**The task**. Locate the lines of the listing below that hold "text", then copy each of them.

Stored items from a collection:

-- begin --

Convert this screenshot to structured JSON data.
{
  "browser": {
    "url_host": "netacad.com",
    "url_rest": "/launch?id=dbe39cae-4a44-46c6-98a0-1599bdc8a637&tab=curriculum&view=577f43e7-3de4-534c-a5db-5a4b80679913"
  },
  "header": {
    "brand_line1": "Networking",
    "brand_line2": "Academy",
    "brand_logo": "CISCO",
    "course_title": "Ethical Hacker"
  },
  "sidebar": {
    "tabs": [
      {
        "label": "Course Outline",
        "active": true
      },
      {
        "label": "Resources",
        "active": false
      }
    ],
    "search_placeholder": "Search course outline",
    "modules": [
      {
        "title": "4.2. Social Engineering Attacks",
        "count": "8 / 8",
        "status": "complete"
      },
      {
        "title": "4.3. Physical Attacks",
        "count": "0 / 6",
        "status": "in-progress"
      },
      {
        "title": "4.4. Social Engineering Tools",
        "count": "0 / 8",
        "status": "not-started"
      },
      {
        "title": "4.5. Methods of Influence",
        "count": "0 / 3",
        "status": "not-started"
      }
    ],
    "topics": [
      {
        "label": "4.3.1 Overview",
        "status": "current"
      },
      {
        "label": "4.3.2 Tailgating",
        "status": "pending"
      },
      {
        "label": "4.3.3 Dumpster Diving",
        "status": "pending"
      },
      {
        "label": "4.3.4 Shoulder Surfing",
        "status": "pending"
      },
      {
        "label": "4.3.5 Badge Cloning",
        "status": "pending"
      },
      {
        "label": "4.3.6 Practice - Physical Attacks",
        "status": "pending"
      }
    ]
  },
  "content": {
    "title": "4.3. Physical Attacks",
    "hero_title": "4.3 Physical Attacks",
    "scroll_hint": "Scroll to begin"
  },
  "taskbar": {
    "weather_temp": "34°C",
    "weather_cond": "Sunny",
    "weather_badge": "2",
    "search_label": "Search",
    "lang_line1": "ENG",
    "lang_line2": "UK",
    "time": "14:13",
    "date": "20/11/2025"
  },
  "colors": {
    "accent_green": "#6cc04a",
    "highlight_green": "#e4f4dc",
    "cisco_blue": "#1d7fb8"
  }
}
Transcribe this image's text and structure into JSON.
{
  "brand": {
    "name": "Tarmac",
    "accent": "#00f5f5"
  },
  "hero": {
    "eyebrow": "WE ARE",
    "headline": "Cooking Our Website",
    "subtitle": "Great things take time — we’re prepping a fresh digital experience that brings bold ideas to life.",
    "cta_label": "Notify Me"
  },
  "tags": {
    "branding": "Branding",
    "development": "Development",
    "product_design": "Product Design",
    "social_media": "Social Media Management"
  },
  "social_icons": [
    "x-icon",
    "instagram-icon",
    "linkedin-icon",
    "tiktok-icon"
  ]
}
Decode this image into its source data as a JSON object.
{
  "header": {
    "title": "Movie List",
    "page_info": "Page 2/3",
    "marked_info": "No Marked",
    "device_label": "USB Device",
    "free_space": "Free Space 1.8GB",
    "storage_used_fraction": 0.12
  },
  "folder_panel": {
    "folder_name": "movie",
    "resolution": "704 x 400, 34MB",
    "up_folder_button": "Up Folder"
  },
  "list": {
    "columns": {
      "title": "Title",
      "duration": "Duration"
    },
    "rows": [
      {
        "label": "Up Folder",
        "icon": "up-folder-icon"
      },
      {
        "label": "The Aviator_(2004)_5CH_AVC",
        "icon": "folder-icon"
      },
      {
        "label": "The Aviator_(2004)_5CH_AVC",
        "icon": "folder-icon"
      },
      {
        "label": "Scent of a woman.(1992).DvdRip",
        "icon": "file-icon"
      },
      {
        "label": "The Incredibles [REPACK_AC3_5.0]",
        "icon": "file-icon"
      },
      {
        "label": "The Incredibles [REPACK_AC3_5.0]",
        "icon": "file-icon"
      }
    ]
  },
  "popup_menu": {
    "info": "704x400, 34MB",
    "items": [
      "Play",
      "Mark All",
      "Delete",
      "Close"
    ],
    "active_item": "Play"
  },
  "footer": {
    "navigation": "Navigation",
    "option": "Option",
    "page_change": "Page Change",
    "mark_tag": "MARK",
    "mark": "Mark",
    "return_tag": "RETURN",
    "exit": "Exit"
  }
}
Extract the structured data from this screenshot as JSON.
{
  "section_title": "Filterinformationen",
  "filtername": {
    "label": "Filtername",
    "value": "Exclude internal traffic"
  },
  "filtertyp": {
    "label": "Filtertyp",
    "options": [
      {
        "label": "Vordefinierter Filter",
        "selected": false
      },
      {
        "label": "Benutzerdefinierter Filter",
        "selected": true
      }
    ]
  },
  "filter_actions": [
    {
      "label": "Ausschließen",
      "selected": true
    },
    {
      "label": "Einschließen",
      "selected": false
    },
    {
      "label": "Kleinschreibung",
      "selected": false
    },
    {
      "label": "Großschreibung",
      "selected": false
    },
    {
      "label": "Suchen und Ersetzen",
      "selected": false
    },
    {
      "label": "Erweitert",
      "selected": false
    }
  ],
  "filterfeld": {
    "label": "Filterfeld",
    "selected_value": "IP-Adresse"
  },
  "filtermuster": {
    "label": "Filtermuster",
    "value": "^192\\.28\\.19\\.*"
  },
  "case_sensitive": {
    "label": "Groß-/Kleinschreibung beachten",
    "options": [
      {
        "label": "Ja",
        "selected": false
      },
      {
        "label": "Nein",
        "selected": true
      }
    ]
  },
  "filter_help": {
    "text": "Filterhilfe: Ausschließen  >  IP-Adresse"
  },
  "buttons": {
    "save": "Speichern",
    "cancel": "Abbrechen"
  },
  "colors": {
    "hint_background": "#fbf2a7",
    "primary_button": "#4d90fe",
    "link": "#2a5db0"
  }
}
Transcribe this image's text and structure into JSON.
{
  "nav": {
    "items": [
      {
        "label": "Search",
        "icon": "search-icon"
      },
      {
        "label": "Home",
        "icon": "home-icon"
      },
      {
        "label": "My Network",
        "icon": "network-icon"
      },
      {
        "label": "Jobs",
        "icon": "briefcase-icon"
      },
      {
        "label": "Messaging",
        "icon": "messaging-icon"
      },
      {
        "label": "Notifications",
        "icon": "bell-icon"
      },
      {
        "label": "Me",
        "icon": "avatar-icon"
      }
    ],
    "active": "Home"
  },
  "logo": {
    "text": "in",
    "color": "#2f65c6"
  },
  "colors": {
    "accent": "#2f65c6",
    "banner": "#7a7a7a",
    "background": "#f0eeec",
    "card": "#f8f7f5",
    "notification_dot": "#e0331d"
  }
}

-- end --

**Exercise response**.
Transcribe this image's text and structure into JSON.
    "text": "Filterhilfe: Ausschließen  >  IP-Adresse"
Transcribe this image's text and structure into JSON.
    "text": "in",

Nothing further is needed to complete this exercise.